PROBLEM DETAILS — Please retype the rows between the line holding "Patent image size: (994, 1073)." and the line holding "The lid 101 is at (788, 605).", inclusive, keeping every character unchanged.

--- START RECORD SET ---

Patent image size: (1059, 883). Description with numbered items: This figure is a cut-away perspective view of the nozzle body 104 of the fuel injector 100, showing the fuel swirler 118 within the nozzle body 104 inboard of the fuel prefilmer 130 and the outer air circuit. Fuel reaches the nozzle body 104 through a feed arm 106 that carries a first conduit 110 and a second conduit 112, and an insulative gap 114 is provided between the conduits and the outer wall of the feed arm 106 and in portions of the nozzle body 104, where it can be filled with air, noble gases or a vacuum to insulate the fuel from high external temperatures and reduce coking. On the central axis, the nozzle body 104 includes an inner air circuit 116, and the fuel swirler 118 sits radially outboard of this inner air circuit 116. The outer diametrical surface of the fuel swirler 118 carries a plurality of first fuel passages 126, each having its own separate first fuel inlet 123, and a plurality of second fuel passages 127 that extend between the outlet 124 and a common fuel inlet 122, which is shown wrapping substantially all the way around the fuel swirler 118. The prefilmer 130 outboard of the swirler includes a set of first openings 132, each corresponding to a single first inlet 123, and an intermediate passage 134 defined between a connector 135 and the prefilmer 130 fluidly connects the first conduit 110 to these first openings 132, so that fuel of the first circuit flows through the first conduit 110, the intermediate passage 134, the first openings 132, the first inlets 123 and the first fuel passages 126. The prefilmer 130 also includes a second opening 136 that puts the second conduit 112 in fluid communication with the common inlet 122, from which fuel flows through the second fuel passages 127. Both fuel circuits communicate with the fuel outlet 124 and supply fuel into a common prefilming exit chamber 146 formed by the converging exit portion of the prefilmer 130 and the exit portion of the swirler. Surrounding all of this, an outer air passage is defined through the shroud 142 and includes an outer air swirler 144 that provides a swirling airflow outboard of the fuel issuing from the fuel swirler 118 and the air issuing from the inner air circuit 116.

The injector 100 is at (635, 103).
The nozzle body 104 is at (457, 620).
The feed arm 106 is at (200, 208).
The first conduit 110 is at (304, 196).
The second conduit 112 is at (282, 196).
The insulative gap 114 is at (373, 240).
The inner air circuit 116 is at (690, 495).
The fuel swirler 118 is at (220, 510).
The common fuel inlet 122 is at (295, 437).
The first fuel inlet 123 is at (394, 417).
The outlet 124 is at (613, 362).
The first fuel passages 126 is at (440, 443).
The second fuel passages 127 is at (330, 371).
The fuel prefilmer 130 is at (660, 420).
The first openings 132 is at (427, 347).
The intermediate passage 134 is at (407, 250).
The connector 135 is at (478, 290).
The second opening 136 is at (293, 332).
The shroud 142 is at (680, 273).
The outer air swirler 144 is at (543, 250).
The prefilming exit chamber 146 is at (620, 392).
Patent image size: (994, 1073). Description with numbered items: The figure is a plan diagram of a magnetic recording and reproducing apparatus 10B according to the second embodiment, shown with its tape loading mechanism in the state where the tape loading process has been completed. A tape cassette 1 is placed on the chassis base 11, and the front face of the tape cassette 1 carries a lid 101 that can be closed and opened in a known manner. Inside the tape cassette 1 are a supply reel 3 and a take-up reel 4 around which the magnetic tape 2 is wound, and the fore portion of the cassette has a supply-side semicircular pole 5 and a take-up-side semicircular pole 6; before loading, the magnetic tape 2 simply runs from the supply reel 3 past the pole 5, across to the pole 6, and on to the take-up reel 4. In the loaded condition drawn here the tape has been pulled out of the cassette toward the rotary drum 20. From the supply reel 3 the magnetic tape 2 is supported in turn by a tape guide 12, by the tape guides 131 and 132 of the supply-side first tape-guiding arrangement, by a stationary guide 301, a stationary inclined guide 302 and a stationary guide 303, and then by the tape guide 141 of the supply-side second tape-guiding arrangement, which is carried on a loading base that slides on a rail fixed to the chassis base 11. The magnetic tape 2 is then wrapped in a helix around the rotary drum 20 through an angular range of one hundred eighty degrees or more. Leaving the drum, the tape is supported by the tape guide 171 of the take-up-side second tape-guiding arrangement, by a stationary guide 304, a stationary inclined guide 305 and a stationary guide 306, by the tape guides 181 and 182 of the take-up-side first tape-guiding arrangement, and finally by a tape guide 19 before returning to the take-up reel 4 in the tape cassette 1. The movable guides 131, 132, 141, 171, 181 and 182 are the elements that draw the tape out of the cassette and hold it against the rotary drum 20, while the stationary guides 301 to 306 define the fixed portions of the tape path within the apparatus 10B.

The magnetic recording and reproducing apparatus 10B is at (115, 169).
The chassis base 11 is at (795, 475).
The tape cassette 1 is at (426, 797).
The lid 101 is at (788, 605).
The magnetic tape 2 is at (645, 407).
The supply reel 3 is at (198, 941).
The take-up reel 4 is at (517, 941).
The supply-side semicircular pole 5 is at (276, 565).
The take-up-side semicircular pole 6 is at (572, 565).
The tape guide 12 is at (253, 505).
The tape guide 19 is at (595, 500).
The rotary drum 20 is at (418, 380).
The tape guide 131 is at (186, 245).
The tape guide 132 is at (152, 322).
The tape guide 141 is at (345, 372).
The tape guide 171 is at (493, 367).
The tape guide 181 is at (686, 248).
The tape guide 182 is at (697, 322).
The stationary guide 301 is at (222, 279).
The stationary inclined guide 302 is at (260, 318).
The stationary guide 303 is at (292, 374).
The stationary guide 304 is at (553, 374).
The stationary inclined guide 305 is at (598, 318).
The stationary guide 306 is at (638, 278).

--- END RECORD SET ---

EXERCISE ANSWER —
Patent image size: (994, 1073). Description with numbered items: The figure is a plan diagram of a magnetic recording and reproducing apparatus 10B according to the second embodiment, shown with its tape loading mechanism in the state where the tape loading process has been completed. A tape cassette 1 is placed on the chassis base 11, and the front face of the tape cassette 1 carries a lid 101 that can be closed and opened in a known manner. Inside the tape cassette 1 are a supply reel 3 and a take-up reel 4 around which the magnetic tape 2 is wound, and the fore portion of the cassette has a supply-side semicircular pole 5 and a take-up-side semicircular pole 6; before loading, the magnetic tape 2 simply runs from the supply reel 3 past the pole 5, across to the pole 6, and on to the take-up reel 4. In the loaded condition drawn here the tape has been pulled out of the cassette toward the rotary drum 20. From the supply reel 3 the magnetic tape 2 is supported in turn by a tape guide 12, by the tape guides 131 and 132 of the supply-side first tape-guiding arrangement, by a stationary guide 301, a stationary inclined guide 302 and a stationary guide 303, and then by the tape guide 141 of the supply-side second tape-guiding arrangement, which is carried on a loading base that slides on a rail fixed to the chassis base 11. The magnetic tape 2 is then wrapped in a helix around the rotary drum 20 through an angular range of one hundred eighty degrees or more. Leaving the drum, the tape is supported by the tape guide 171 of the take-up-side second tape-guiding arrangement, by a stationary guide 304, a stationary inclined guide 305 and a stationary guide 306, by the tape guides 181 and 182 of the take-up-side first tape-guiding arrangement, and finally by a tape guide 19 before returning to the take-up reel 4 in the tape cassette 1. The movable guides 131, 132, 141, 171, 181 and 182 are the elements that draw the tape out of the cassette and hold it against the rotary drum 20, while the stationary guides 301 to 306 define the fixed portions of the tape path within the apparatus 10B.

The magnetic recording and reproducing apparatus 10B is at (115, 169).
The chassis base 11 is at (795, 475).
The tape cassette 1 is at (426, 797).
The lid 101 is at (788, 605).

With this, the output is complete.